§ Written problem 1
In the rows below, rename "plot-frame" to "chart-border" and give the rows back with everything else unchanged.

§ Passage given
......

Values expressed in a range format should be interpreted in a flexible manner to include not only the numerical values explicitly recited as the limits of the range, but also to include all the individual numerical values or sub-ranges encompassed within that range as if each numerical value and sub-range is explicitly recited. For example, a range of “about 0.1% to about 5%” or “about 0.1% to 5%” should be interpreted to include not just about 0.1% to about 5%, but also the individual values (for example, 1%, 2%, 3%, and 4%) and the sub-ranges (for example, 0.1% to 0.5%, 1.1% to 2.2%, 3.3% to 4.4%) within the indicated range. The statement “about X to Y” has the same meaning as “about X to about Y,” unless indicated otherwise. Likewise, the statement “about X, Y, or about Z” has the same meaning as “about X, about Y, or about Z,” unless indicated otherwise.

As used in the present disclosure, the term “about” can allow for a degree of variability in a value or range, for example, within 10%, within 5%, or within 1% of a stated value or of a stated limit of a range.

......

§ Records for the exercise
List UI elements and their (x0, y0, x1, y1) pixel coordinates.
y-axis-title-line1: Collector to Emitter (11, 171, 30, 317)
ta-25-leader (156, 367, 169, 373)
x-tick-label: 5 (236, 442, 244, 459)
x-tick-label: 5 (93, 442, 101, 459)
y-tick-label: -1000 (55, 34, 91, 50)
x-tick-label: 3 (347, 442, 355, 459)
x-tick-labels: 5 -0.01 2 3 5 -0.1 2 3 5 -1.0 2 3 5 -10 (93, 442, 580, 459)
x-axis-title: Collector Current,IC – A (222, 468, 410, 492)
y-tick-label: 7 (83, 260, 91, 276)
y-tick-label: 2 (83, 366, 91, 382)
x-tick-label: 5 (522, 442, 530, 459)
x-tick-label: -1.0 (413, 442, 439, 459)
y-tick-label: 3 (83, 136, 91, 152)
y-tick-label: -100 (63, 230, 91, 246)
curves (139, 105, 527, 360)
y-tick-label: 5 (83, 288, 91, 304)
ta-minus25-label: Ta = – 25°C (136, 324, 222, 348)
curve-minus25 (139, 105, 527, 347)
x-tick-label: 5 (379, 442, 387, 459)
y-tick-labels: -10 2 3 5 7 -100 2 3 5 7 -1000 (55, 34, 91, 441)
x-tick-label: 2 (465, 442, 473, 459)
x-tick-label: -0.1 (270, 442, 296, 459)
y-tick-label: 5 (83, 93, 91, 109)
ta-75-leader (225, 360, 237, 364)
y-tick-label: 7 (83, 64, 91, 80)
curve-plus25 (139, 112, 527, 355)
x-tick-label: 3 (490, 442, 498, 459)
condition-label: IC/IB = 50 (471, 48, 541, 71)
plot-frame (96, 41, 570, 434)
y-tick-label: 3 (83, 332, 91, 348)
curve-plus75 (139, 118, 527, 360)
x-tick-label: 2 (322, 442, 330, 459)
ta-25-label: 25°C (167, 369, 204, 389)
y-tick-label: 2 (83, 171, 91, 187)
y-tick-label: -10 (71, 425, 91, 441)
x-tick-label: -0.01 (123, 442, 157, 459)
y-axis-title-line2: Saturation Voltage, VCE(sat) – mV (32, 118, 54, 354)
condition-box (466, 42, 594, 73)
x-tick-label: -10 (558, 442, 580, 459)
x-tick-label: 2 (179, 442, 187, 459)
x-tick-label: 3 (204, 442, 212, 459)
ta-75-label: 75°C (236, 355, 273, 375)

......

§ Written problem 2
Please reproduce, word for word, the whole passage above on how numerical ranges and the term "about" are to be read.

§ Written response 1
List UI elements and their (x0, y0, x1, y1) pixel coordinates.
y-axis-title-line1: Collector to Emitter (11, 171, 30, 317)
ta-25-leader (156, 367, 169, 373)
x-tick-label: 5 (236, 442, 244, 459)
x-tick-label: 5 (93, 442, 101, 459)
y-tick-label: -1000 (55, 34, 91, 50)
x-tick-label: 3 (347, 442, 355, 459)
x-tick-labels: 5 -0.01 2 3 5 -0.1 2 3 5 -1.0 2 3 5 -10 (93, 442, 580, 459)
x-axis-title: Collector Current,IC – A (222, 468, 410, 492)
y-tick-label: 7 (83, 260, 91, 276)
y-tick-label: 2 (83, 366, 91, 382)
x-tick-label: 5 (522, 442, 530, 459)
x-tick-label: -1.0 (413, 442, 439, 459)
y-tick-label: 3 (83, 136, 91, 152)
y-tick-label: -100 (63, 230, 91, 246)
curves (139, 105, 527, 360)
y-tick-label: 5 (83, 288, 91, 304)
ta-minus25-label: Ta = – 25°C (136, 324, 222, 348)
curve-minus25 (139, 105, 527, 347)
x-tick-label: 5 (379, 442, 387, 459)
y-tick-labels: -10 2 3 5 7 -100 2 3 5 7 -1000 (55, 34, 91, 441)
x-tick-label: 2 (465, 442, 473, 459)
x-tick-label: -0.1 (270, 442, 296, 459)
y-tick-label: 5 (83, 93, 91, 109)
ta-75-leader (225, 360, 237, 364)
y-tick-label: 7 (83, 64, 91, 80)
curve-plus25 (139, 112, 527, 355)
x-tick-label: 3 (490, 442, 498, 459)
condition-label: IC/IB = 50 (471, 48, 541, 71)
chart-border (96, 41, 570, 434)
y-tick-label: 3 (83, 332, 91, 348)
curve-plus75 (139, 118, 527, 360)
x-tick-label: 2 (322, 442, 330, 459)
ta-25-label: 25°C (167, 369, 204, 389)
y-tick-label: 2 (83, 171, 91, 187)
y-tick-label: -10 (71, 425, 91, 441)
x-tick-label: -0.01 (123, 442, 157, 459)
y-axis-title-line2: Saturation Voltage, VCE(sat) – mV (32, 118, 54, 354)
condition-box (466, 42, 594, 73)
x-tick-label: -10 (558, 442, 580, 459)
x-tick-label: 2 (179, 442, 187, 459)
x-tick-label: 3 (204, 442, 212, 459)
ta-75-label: 75°C (236, 355, 273, 375)

§ Written response 2
Values expressed in a range format should be interpreted in a flexible manner to include not only the numerical values explicitly recited as the limits of the range, but also to include all the individual numerical values or sub-ranges encompassed within that range as if each numerical value and sub-range is explicitly recited. For example, a range of “about 0.1% to about 5%” or “about 0.1% to 5%” should be interpreted to include not just about 0.1% to about 5%, but also the individual values (for example, 1%, 2%, 3%, and 4%) and the sub-ranges (for example, 0.1% to 0.5%, 1.1% to 2.2%, 3.3% to 4.4%) within the indicated range. The statement “about X to Y” has the same meaning as “about X to about Y,” unless indicated otherwise. Likewise, the statement “about X, Y, or about Z” has the same meaning as “about X, about Y, or about Z,” unless indicated otherwise.

As used in the present disclosure, the term “about” can allow for a degree of variability in a value or range, for example, within 10%, within 5%, or within 1% of a stated value or of a stated limit of a range.